/---

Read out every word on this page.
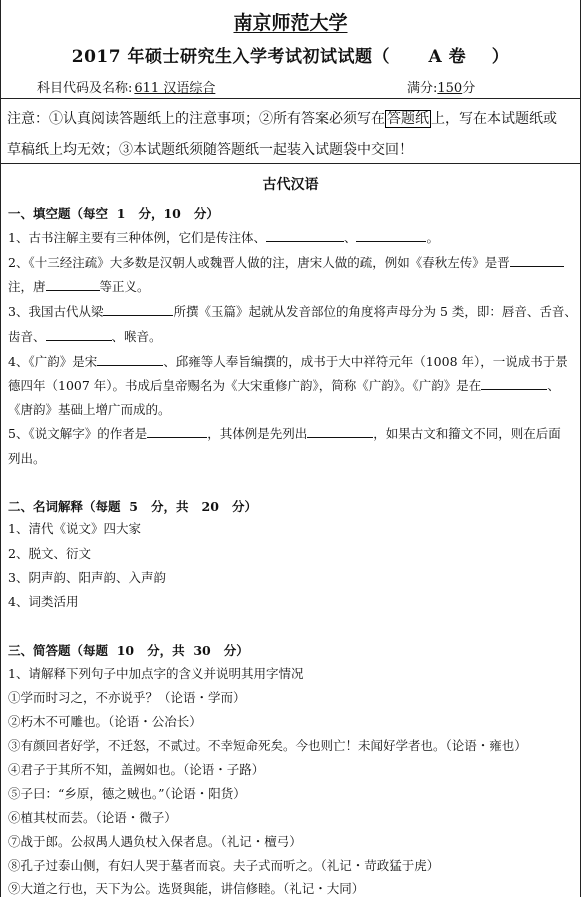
南京师范大学
2017 年硕士研究生入学考试初试试题（      A 卷    ）
科目代码及名称: 611 汉语综合	满分:150分
注意：①认真阅读答题纸上的注意事项；②所有答案必须写在 答题纸 上，写在本试题纸或
草稿纸上均无效；③本试题纸须随答题纸一起装入试题袋中交回！
古代汉语
一、填空题（每空  1   分，10   分）
1、古书注解主要有三种体例，它们是传注体、	、	。
2、《十三经注疏》大多数是汉朝人或魏晋人做的注，唐宋人做的疏，例如《春秋左传》是晋
注，唐	等正义。
3、我国古代从梁	所撰《玉篇》起就从发音部位的角度将声母分为 5 类，即：唇音、舌音、
齿音、	、喉音。
4、《广韵》是宋	、邱雍等人奉旨编撰的，成书于大中祥符元年（1008 年），一说成书于景
德四年（1007 年）。书成后皇帝赐名为《大宋重修广韵》，简称《广韵》。《广韵》是在	、
《唐韵》基础上增广而成的。
5、《说文解字》的作者是	，其体例是先列出	，如果古文和籀文不同，则在后面
列出。
二、名词解释（每题  5   分，共   20   分）
1、清代《说文》四大家
2、脱文、衍文
3、阴声韵、阳声韵、入声韵
4、词类活用
三、简答题（每题  10   分，共  30   分）
1、请解释下列句子中加点字的含义并说明其用字情况
①学而时习之，不亦说乎？（论语・学而）
②朽木不可雕也。（论语・公冶长）
③有颜回者好学，不迁怒，不贰过。不幸短命死矣。今也则亡！未闻好学者也。（论语・雍也）
④君子于其所不知，盖阙如也。（论语・子路）
⑤子曰：“乡原，德之贼也。”（论语・阳货）
⑥植其杖而芸。（论语・微子）
⑦战于郎。公叔禺人遇负杖入保者息。（礼记・檀弓）
⑧孔子过泰山侧，有妇人哭于墓者而哀。夫子式而听之。（礼记・苛政猛于虎）
⑨大道之行也，天下为公。选贤與能，讲信修睦。（礼记・大同）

\---

== DIRECTION ==
Every record above must be given again exactly; drop the pictures.

== ANSWER TO THIS EXERCISE ==
Read out every word on this page.
南京师范大学
2017 年硕士研究生入学考试初试试题（      A 卷    ）
科目代码及名称: 611 汉语综合	满分:150分
注意：①认真阅读答题纸上的注意事项；②所有答案必须写在 答题纸 上，写在本试题纸或
草稿纸上均无效；③本试题纸须随答题纸一起装入试题袋中交回！
古代汉语
一、填空题（每空  1   分，10   分）
1、古书注解主要有三种体例，它们是传注体、	、	。
2、《十三经注疏》大多数是汉朝人或魏晋人做的注，唐宋人做的疏，例如《春秋左传》是晋
注，唐	等正义。
3、我国古代从梁	所撰《玉篇》起就从发音部位的角度将声母分为 5 类，即：唇音、舌音、
齿音、	、喉音。
4、《广韵》是宋	、邱雍等人奉旨编撰的，成书于大中祥符元年（1008 年），一说成书于景
德四年（1007 年）。书成后皇帝赐名为《大宋重修广韵》，简称《广韵》。《广韵》是在	、
《唐韵》基础上增广而成的。
5、《说文解字》的作者是	，其体例是先列出	，如果古文和籀文不同，则在后面
列出。
二、名词解释（每题  5   分，共   20   分）
1、清代《说文》四大家
2、脱文、衍文
3、阴声韵、阳声韵、入声韵
4、词类活用
三、简答题（每题  10   分，共  30   分）
1、请解释下列句子中加点字的含义并说明其用字情况
①学而时习之，不亦说乎？（论语・学而）
②朽木不可雕也。（论语・公冶长）
③有颜回者好学，不迁怒，不贰过。不幸短命死矣。今也则亡！未闻好学者也。（论语・雍也）
④君子于其所不知，盖阙如也。（论语・子路）
⑤子曰：“乡原，德之贼也。”（论语・阳货）
⑥植其杖而芸。（论语・微子）
⑦战于郎。公叔禺人遇负杖入保者息。（礼记・檀弓）
⑧孔子过泰山侧，有妇人哭于墓者而哀。夫子式而听之。（礼记・苛政猛于虎）
⑨大道之行也，天下为公。选贤與能，讲信修睦。（礼记・大同）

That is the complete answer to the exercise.